**Extracted data**
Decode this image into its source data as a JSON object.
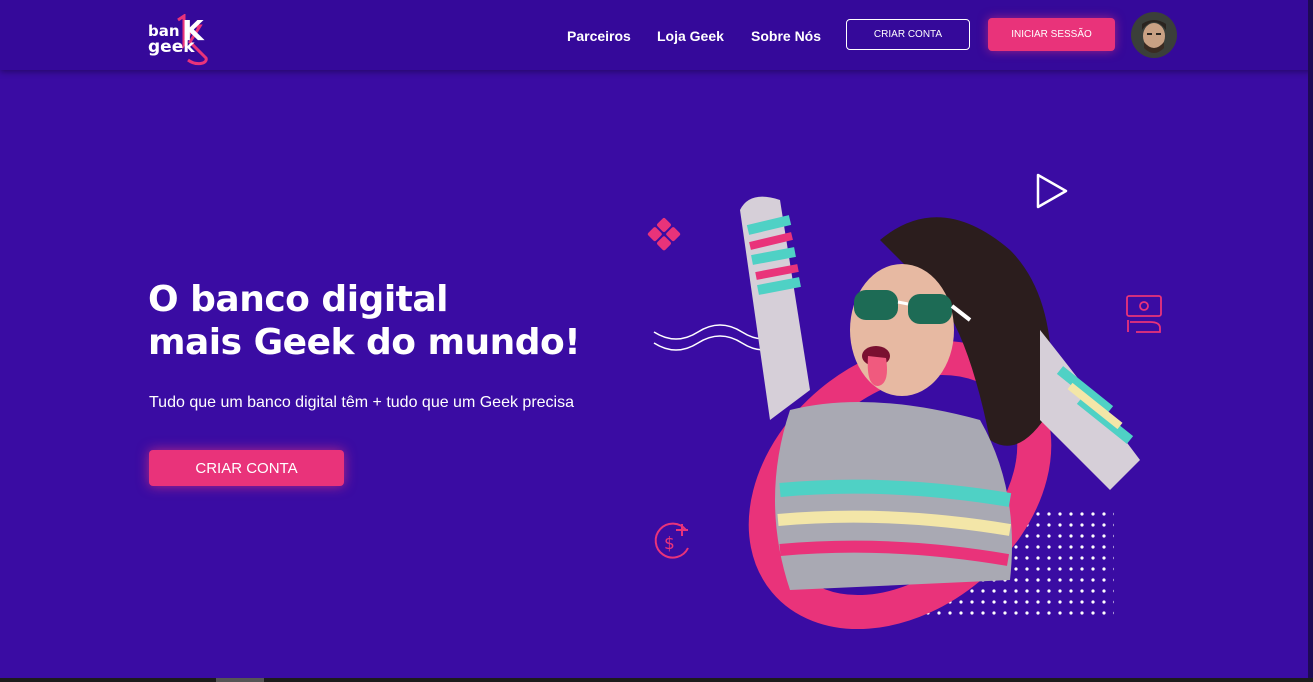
{
  "brand": {
    "logo_text_line1": "ban",
    "logo_text_line2": "geek",
    "logo_letter": "K"
  },
  "nav": {
    "links": [
      {
        "label": "Parceiros"
      },
      {
        "label": "Loja Geek"
      },
      {
        "label": "Sobre Nós"
      }
    ],
    "create_account_label": "CRIAR CONTA",
    "login_label": "INICIAR SESSÃO"
  },
  "hero": {
    "headline_line1": "O banco digital",
    "headline_line2": "mais Geek do mundo!",
    "subtitle": "Tudo que um banco digital têm + tudo que um Geek precisa",
    "cta_label": "CRIAR CONTA"
  },
  "icons": [
    "diamond-tiles-icon",
    "wave-lines-icon",
    "play-icon",
    "money-hand-icon",
    "dollar-plus-icon",
    "dot-grid-pattern"
  ],
  "colors": {
    "background": "#3a0ca3",
    "accent": "#e9337a",
    "text": "#ffffff"
  }
}
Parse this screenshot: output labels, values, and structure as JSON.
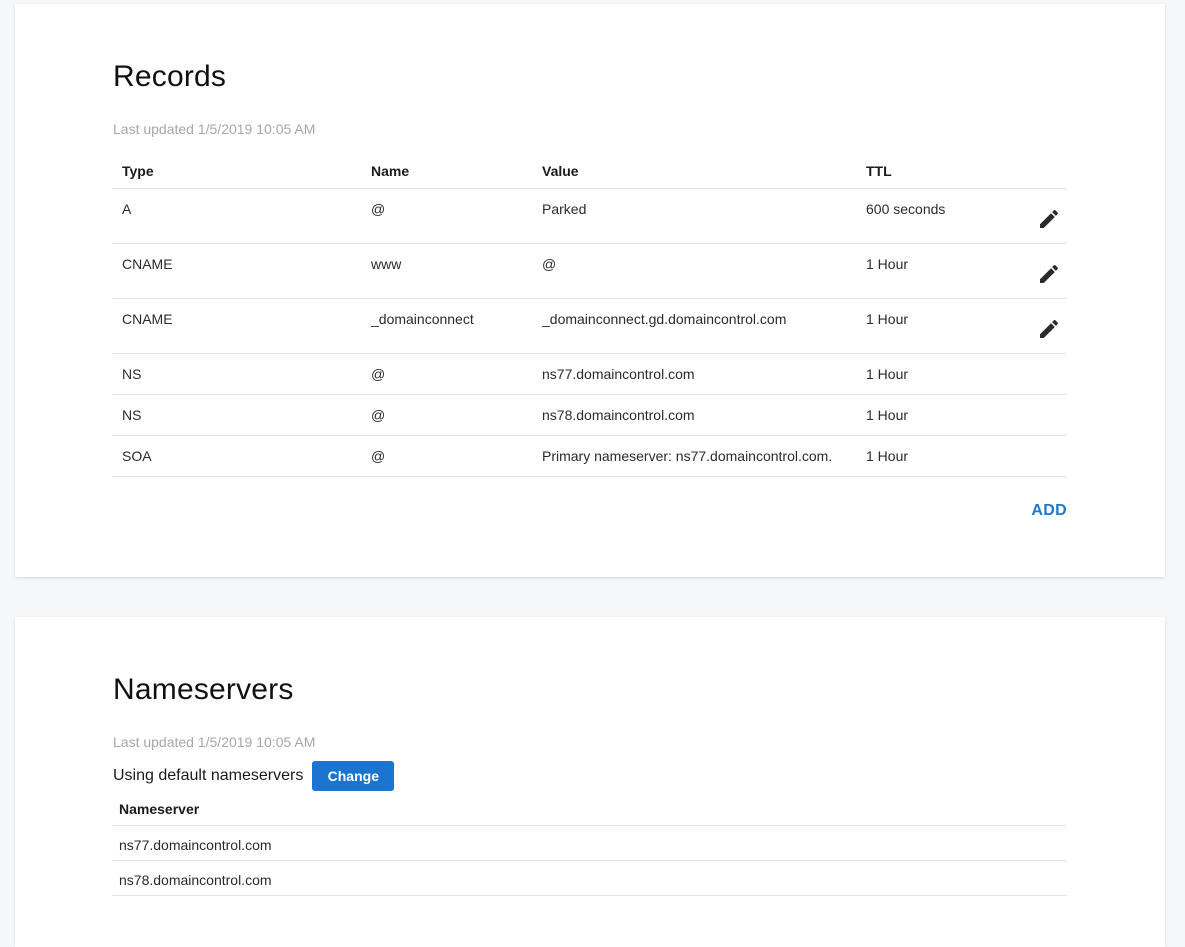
{
  "records": {
    "title": "Records",
    "last_updated": "Last updated 1/5/2019 10:05 AM",
    "columns": {
      "type": "Type",
      "name": "Name",
      "value": "Value",
      "ttl": "TTL"
    },
    "rows": [
      {
        "type": "A",
        "name": "@",
        "value": "Parked",
        "ttl": "600 seconds",
        "editable": true
      },
      {
        "type": "CNAME",
        "name": "www",
        "value": "@",
        "ttl": "1 Hour",
        "editable": true
      },
      {
        "type": "CNAME",
        "name": "_domainconnect",
        "value": "_domainconnect.gd.domaincontrol.com",
        "ttl": "1 Hour",
        "editable": true
      },
      {
        "type": "NS",
        "name": "@",
        "value": "ns77.domaincontrol.com",
        "ttl": "1 Hour",
        "editable": false
      },
      {
        "type": "NS",
        "name": "@",
        "value": "ns78.domaincontrol.com",
        "ttl": "1 Hour",
        "editable": false
      },
      {
        "type": "SOA",
        "name": "@",
        "value": "Primary nameserver: ns77.domaincontrol.com.",
        "ttl": "1 Hour",
        "editable": false
      }
    ],
    "edit_icon": "pencil-icon",
    "add_label": "ADD",
    "accent_color": "#1f7ac8"
  },
  "nameservers": {
    "title": "Nameservers",
    "last_updated": "Last updated 1/5/2019 10:05 AM",
    "status_text": "Using default nameservers",
    "change_label": "Change",
    "change_color": "#1b74d0",
    "column_header": "Nameserver",
    "rows": [
      "ns77.domaincontrol.com",
      "ns78.domaincontrol.com"
    ]
  }
}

**What you need to do**
In the entries above, identify each line that includes the string "CONTA", then copy it.

**Answer for this exercise**
    "create_account_label": "CRIAR CONTA",
    "cta_label": "CRIAR CONTA"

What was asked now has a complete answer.